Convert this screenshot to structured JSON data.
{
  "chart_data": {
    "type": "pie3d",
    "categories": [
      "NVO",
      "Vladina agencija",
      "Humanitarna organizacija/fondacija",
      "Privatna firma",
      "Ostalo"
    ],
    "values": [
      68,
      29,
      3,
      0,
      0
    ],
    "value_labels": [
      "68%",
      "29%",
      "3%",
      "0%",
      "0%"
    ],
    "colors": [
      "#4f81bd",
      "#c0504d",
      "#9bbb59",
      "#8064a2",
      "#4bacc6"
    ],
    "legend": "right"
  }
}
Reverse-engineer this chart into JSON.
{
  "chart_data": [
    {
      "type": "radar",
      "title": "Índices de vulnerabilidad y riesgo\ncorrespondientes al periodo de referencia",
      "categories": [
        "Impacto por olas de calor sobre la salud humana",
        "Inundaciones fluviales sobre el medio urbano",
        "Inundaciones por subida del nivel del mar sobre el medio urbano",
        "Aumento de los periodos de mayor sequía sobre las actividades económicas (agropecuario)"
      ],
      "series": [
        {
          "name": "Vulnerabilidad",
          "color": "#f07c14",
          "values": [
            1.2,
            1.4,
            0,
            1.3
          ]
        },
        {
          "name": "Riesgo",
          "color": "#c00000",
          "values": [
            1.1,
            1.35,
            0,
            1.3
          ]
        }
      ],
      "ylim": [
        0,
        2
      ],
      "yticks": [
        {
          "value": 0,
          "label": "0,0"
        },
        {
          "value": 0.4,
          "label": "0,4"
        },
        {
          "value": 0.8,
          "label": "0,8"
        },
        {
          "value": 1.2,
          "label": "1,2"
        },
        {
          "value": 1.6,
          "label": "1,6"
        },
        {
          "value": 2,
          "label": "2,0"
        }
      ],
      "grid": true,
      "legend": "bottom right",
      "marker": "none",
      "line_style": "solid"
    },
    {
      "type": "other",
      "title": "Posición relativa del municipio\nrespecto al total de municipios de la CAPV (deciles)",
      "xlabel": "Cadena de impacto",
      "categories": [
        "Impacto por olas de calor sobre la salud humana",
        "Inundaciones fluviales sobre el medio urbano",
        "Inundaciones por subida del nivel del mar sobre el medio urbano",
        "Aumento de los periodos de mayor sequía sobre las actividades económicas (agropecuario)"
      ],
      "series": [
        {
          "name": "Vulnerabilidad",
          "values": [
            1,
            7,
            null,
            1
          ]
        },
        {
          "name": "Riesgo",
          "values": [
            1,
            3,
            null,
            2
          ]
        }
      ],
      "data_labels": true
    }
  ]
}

- WRITTEN PROBLEM:
Repeat the material above in full, exactly as it stands.

- EXERCISE OUTPUT:
Convert this screenshot to structured JSON data.
{
  "chart_data": {
    "type": "pie3d",
    "categories": [
      "NVO",
      "Vladina agencija",
      "Humanitarna organizacija/fondacija",
      "Privatna firma",
      "Ostalo"
    ],
    "values": [
      68,
      29,
      3,
      0,
      0
    ],
    "value_labels": [
      "68%",
      "29%",
      "3%",
      "0%",
      "0%"
    ],
    "colors": [
      "#4f81bd",
      "#c0504d",
      "#9bbb59",
      "#8064a2",
      "#4bacc6"
    ],
    "legend": "right"
  }
}
Reverse-engineer this chart into JSON.
{
  "chart_data": [
    {
      "type": "radar",
      "title": "Índices de vulnerabilidad y riesgo\ncorrespondientes al periodo de referencia",
      "categories": [
        "Impacto por olas de calor sobre la salud humana",
        "Inundaciones fluviales sobre el medio urbano",
        "Inundaciones por subida del nivel del mar sobre el medio urbano",
        "Aumento de los periodos de mayor sequía sobre las actividades económicas (agropecuario)"
      ],
      "series": [
        {
          "name": "Vulnerabilidad",
          "color": "#f07c14",
          "values": [
            1.2,
            1.4,
            0,
            1.3
          ]
        },
        {
          "name": "Riesgo",
          "color": "#c00000",
          "values": [
            1.1,
            1.35,
            0,
            1.3
          ]
        }
      ],
      "ylim": [
        0,
        2
      ],
      "yticks": [
        {
          "value": 0,
          "label": "0,0"
        },
        {
          "value": 0.4,
          "label": "0,4"
        },
        {
          "value": 0.8,
          "label": "0,8"
        },
        {
          "value": 1.2,
          "label": "1,2"
        },
        {
          "value": 1.6,
          "label": "1,6"
        },
        {
          "value": 2,
          "label": "2,0"
        }
      ],
      "grid": true,
      "legend": "bottom right",
      "marker": "none",
      "line_style": "solid"
    },
    {
      "type": "other",
      "title": "Posición relativa del municipio\nrespecto al total de municipios de la CAPV (deciles)",
      "xlabel": "Cadena de impacto",
      "categories": [
        "Impacto por olas de calor sobre la salud humana",
        "Inundaciones fluviales sobre el medio urbano",
        "Inundaciones por subida del nivel del mar sobre el medio urbano",
        "Aumento de los periodos de mayor sequía sobre las actividades económicas (agropecuario)"
      ],
      "series": [
        {
          "name": "Vulnerabilidad",
          "values": [
            1,
            7,
            null,
            1
          ]
        },
        {
          "name": "Riesgo",
          "values": [
            1,
            3,
            null,
            2
          ]
        }
      ],
      "data_labels": true
    }
  ]
}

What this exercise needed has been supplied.